Start Material for the task

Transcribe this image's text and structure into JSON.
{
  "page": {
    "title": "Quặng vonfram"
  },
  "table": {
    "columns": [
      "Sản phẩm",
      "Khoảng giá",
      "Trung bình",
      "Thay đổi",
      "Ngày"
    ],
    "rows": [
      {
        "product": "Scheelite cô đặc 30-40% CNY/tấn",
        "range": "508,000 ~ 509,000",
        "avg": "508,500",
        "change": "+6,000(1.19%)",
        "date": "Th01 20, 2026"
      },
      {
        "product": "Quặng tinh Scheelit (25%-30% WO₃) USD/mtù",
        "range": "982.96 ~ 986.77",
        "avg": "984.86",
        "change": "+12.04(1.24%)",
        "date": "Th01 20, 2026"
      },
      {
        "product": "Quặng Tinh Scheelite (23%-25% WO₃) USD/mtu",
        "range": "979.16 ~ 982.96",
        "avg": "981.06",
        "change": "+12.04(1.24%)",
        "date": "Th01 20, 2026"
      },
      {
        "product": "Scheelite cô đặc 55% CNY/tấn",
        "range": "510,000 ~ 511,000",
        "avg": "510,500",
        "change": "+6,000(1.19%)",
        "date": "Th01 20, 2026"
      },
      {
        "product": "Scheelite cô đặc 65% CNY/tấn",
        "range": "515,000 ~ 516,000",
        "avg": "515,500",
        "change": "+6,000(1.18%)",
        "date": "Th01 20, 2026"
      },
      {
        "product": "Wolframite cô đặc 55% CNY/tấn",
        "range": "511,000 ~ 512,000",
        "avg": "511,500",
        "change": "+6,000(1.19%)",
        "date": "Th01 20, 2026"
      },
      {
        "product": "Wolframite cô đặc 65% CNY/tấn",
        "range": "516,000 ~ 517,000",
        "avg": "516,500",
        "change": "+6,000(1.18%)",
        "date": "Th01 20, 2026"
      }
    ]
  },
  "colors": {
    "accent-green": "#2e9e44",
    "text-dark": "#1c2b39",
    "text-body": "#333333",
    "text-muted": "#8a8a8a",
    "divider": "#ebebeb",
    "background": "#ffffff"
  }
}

End Material for the task

Write out every entry again exactly, please, with nothing missing.

Transcribe this image's text and structure into JSON.
{
  "page": {
    "title": "Quặng vonfram"
  },
  "table": {
    "columns": [
      "Sản phẩm",
      "Khoảng giá",
      "Trung bình",
      "Thay đổi",
      "Ngày"
    ],
    "rows": [
      {
        "product": "Scheelite cô đặc 30-40% CNY/tấn",
        "range": "508,000 ~ 509,000",
        "avg": "508,500",
        "change": "+6,000(1.19%)",
        "date": "Th01 20, 2026"
      },
      {
        "product": "Quặng tinh Scheelit (25%-30% WO₃) USD/mtù",
        "range": "982.96 ~ 986.77",
        "avg": "984.86",
        "change": "+12.04(1.24%)",
        "date": "Th01 20, 2026"
      },
      {
        "product": "Quặng Tinh Scheelite (23%-25% WO₃) USD/mtu",
        "range": "979.16 ~ 982.96",
        "avg": "981.06",
        "change": "+12.04(1.24%)",
        "date": "Th01 20, 2026"
      },
      {
        "product": "Scheelite cô đặc 55% CNY/tấn",
        "range": "510,000 ~ 511,000",
        "avg": "510,500",
        "change": "+6,000(1.19%)",
        "date": "Th01 20, 2026"
      },
      {
        "product": "Scheelite cô đặc 65% CNY/tấn",
        "range": "515,000 ~ 516,000",
        "avg": "515,500",
        "change": "+6,000(1.18%)",
        "date": "Th01 20, 2026"
      },
      {
        "product": "Wolframite cô đặc 55% CNY/tấn",
        "range": "511,000 ~ 512,000",
        "avg": "511,500",
        "change": "+6,000(1.19%)",
        "date": "Th01 20, 2026"
      },
      {
        "product": "Wolframite cô đặc 65% CNY/tấn",
        "range": "516,000 ~ 517,000",
        "avg": "516,500",
        "change": "+6,000(1.18%)",
        "date": "Th01 20, 2026"
      }
    ]
  },
  "colors": {
    "accent-green": "#2e9e44",
    "text-dark": "#1c2b39",
    "text-body": "#333333",
    "text-muted": "#8a8a8a",
    "divider": "#ebebeb",
    "background": "#ffffff"
  }
}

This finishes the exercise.